* start *
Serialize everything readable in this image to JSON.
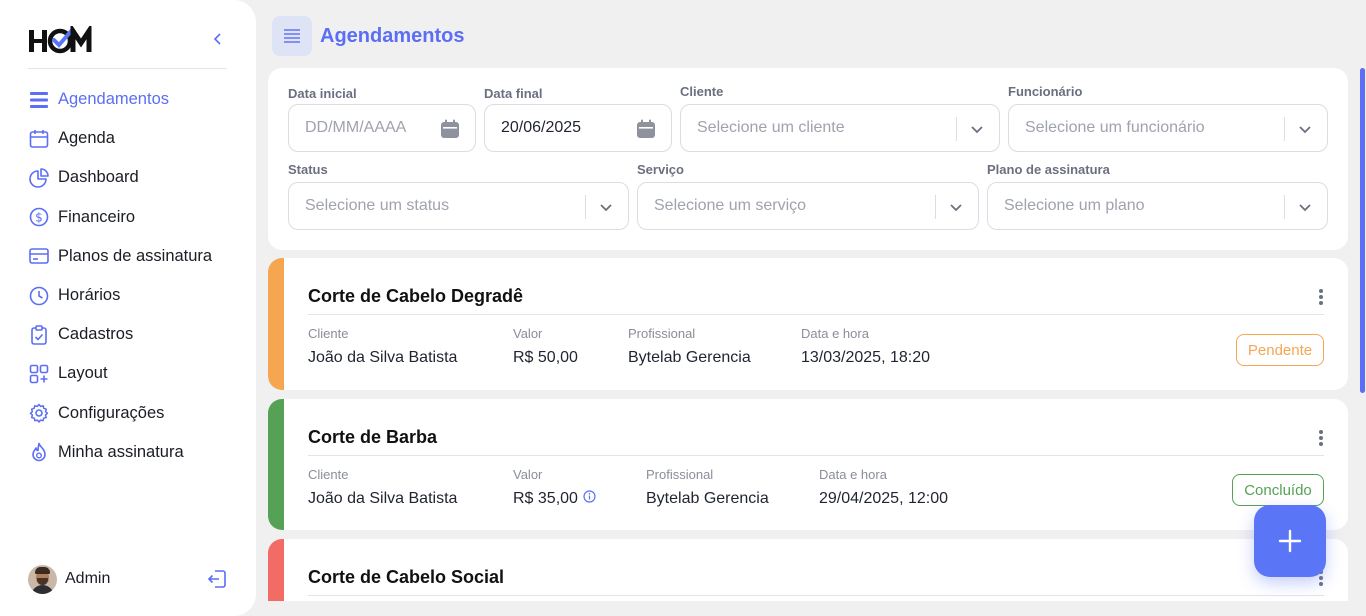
{
  "brand": {
    "logo_text": "HOM"
  },
  "colors": {
    "accent": "#5b6ef5",
    "pending": "#f6a650",
    "done": "#55a155",
    "social": "#f26b64"
  },
  "sidebar": {
    "items": [
      {
        "label": "Agendamentos",
        "icon": "list-icon"
      },
      {
        "label": "Agenda",
        "icon": "calendar-icon"
      },
      {
        "label": "Dashboard",
        "icon": "pie-chart-icon"
      },
      {
        "label": "Financeiro",
        "icon": "dollar-circle-icon"
      },
      {
        "label": "Planos de assinatura",
        "icon": "credit-card-icon"
      },
      {
        "label": "Horários",
        "icon": "clock-icon"
      },
      {
        "label": "Cadastros",
        "icon": "clipboard-icon"
      },
      {
        "label": "Layout",
        "icon": "grid-plus-icon"
      },
      {
        "label": "Configurações",
        "icon": "gear-icon"
      },
      {
        "label": "Minha assinatura",
        "icon": "flame-icon"
      }
    ],
    "user": {
      "name": "Admin"
    }
  },
  "header": {
    "title": "Agendamentos"
  },
  "filters": {
    "start_date": {
      "label": "Data inicial",
      "placeholder": "DD/MM/AAAA"
    },
    "end_date": {
      "label": "Data final",
      "value": "20/06/2025"
    },
    "client": {
      "label": "Cliente",
      "placeholder": "Selecione um cliente"
    },
    "employee": {
      "label": "Funcionário",
      "placeholder": "Selecione um funcionário"
    },
    "status": {
      "label": "Status",
      "placeholder": "Selecione um status"
    },
    "service": {
      "label": "Serviço",
      "placeholder": "Selecione um serviço"
    },
    "plan": {
      "label": "Plano de assinatura",
      "placeholder": "Selecione um plano"
    }
  },
  "labels": {
    "client": "Cliente",
    "value": "Valor",
    "professional": "Profissional",
    "datetime": "Data e hora"
  },
  "appointments": [
    {
      "service": "Corte de Cabelo Degradê",
      "client": "João da Silva Batista",
      "value": "R$ 50,00",
      "professional": "Bytelab Gerencia",
      "datetime": "13/03/2025, 18:20",
      "status": "Pendente"
    },
    {
      "service": "Corte de Barba",
      "client": "João da Silva Batista",
      "value": "R$ 35,00",
      "professional": "Bytelab Gerencia",
      "datetime": "29/04/2025, 12:00",
      "status": "Concluído"
    },
    {
      "service": "Corte de Cabelo Social"
    }
  ]
}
* end *
Please repeat the entries exactly. Do not include the pictures.

Serialize everything readable in this image to JSON.
{
  "brand": {
    "logo_text": "HOM"
  },
  "colors": {
    "accent": "#5b6ef5",
    "pending": "#f6a650",
    "done": "#55a155",
    "social": "#f26b64"
  },
  "sidebar": {
    "items": [
      {
        "label": "Agendamentos",
        "icon": "list-icon"
      },
      {
        "label": "Agenda",
        "icon": "calendar-icon"
      },
      {
        "label": "Dashboard",
        "icon": "pie-chart-icon"
      },
      {
        "label": "Financeiro",
        "icon": "dollar-circle-icon"
      },
      {
        "label": "Planos de assinatura",
        "icon": "credit-card-icon"
      },
      {
        "label": "Horários",
        "icon": "clock-icon"
      },
      {
        "label": "Cadastros",
        "icon": "clipboard-icon"
      },
      {
        "label": "Layout",
        "icon": "grid-plus-icon"
      },
      {
        "label": "Configurações",
        "icon": "gear-icon"
      },
      {
        "label": "Minha assinatura",
        "icon": "flame-icon"
      }
    ],
    "user": {
      "name": "Admin"
    }
  },
  "header": {
    "title": "Agendamentos"
  },
  "filters": {
    "start_date": {
      "label": "Data inicial",
      "placeholder": "DD/MM/AAAA"
    },
    "end_date": {
      "label": "Data final",
      "value": "20/06/2025"
    },
    "client": {
      "label": "Cliente",
      "placeholder": "Selecione um cliente"
    },
    "employee": {
      "label": "Funcionário",
      "placeholder": "Selecione um funcionário"
    },
    "status": {
      "label": "Status",
      "placeholder": "Selecione um status"
    },
    "service": {
      "label": "Serviço",
      "placeholder": "Selecione um serviço"
    },
    "plan": {
      "label": "Plano de assinatura",
      "placeholder": "Selecione um plano"
    }
  },
  "labels": {
    "client": "Cliente",
    "value": "Valor",
    "professional": "Profissional",
    "datetime": "Data e hora"
  },
  "appointments": [
    {
      "service": "Corte de Cabelo Degradê",
      "client": "João da Silva Batista",
      "value": "R$ 50,00",
      "professional": "Bytelab Gerencia",
      "datetime": "13/03/2025, 18:20",
      "status": "Pendente"
    },
    {
      "service": "Corte de Barba",
      "client": "João da Silva Batista",
      "value": "R$ 35,00",
      "professional": "Bytelab Gerencia",
      "datetime": "29/04/2025, 12:00",
      "status": "Concluído"
    },
    {
      "service": "Corte de Cabelo Social"
    }
  ]
}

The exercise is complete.